EXERCISE> Set down all of the entries word for word, omitting the images they contain.

THE RECORDS>
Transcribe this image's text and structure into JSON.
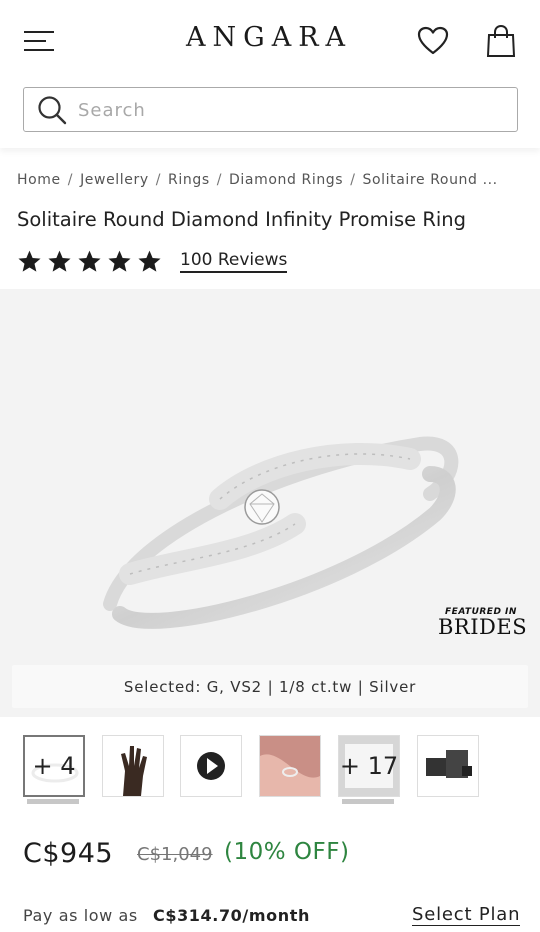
{
  "header": {
    "logo": "ANGARA",
    "icons": [
      "menu-icon",
      "heart-icon",
      "shopping-bag-icon"
    ]
  },
  "search": {
    "placeholder": "Search",
    "value": ""
  },
  "breadcrumb": {
    "items": [
      "Home",
      "Jewellery",
      "Rings",
      "Diamond Rings",
      "Solitaire Round ..."
    ],
    "separator": "/"
  },
  "product": {
    "title": "Solitaire Round Diamond Infinity Promise Ring",
    "rating_stars": 5,
    "reviews_label": "100 Reviews",
    "selected_label": "Selected: G, VS2 | 1/8 ct.tw | Silver"
  },
  "badge": {
    "small_text": "FEATURED IN",
    "brand_text": "BRIDES"
  },
  "thumbnails": [
    {
      "type": "image",
      "name": "ring-front",
      "overlay": "+ 4",
      "active": true
    },
    {
      "type": "image",
      "name": "hand-model"
    },
    {
      "type": "video",
      "name": "play-icon"
    },
    {
      "type": "image",
      "name": "ring-on-finger"
    },
    {
      "type": "image",
      "name": "ring-box",
      "overlay": "+ 17"
    },
    {
      "type": "image",
      "name": "packaging"
    }
  ],
  "pricing": {
    "current": "C$945",
    "original": "C$1,049",
    "discount": "(10% OFF)",
    "emi_prefix": "Pay as low as",
    "emi_amount": "C$314.70/month",
    "select_plan": "Select Plan"
  },
  "colors": {
    "discount_green": "#2e8540",
    "text_dark": "#1c1c1c",
    "gallery_bg": "#f3f3f3"
  }
}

RESULT OF THE TASK>
Transcribe this image's text and structure into JSON.
{
  "header": {
    "logo": "ANGARA",
    "icons": [
      "menu-icon",
      "heart-icon",
      "shopping-bag-icon"
    ]
  },
  "search": {
    "placeholder": "Search",
    "value": ""
  },
  "breadcrumb": {
    "items": [
      "Home",
      "Jewellery",
      "Rings",
      "Diamond Rings",
      "Solitaire Round ..."
    ],
    "separator": "/"
  },
  "product": {
    "title": "Solitaire Round Diamond Infinity Promise Ring",
    "rating_stars": 5,
    "reviews_label": "100 Reviews",
    "selected_label": "Selected: G, VS2 | 1/8 ct.tw | Silver"
  },
  "badge": {
    "small_text": "FEATURED IN",
    "brand_text": "BRIDES"
  },
  "thumbnails": [
    {
      "type": "image",
      "name": "ring-front",
      "overlay": "+ 4",
      "active": true
    },
    {
      "type": "image",
      "name": "hand-model"
    },
    {
      "type": "video",
      "name": "play-icon"
    },
    {
      "type": "image",
      "name": "ring-on-finger"
    },
    {
      "type": "image",
      "name": "ring-box",
      "overlay": "+ 17"
    },
    {
      "type": "image",
      "name": "packaging"
    }
  ],
  "pricing": {
    "current": "C$945",
    "original": "C$1,049",
    "discount": "(10% OFF)",
    "emi_prefix": "Pay as low as",
    "emi_amount": "C$314.70/month",
    "select_plan": "Select Plan"
  },
  "colors": {
    "discount_green": "#2e8540",
    "text_dark": "#1c1c1c",
    "gallery_bg": "#f3f3f3"
  }
}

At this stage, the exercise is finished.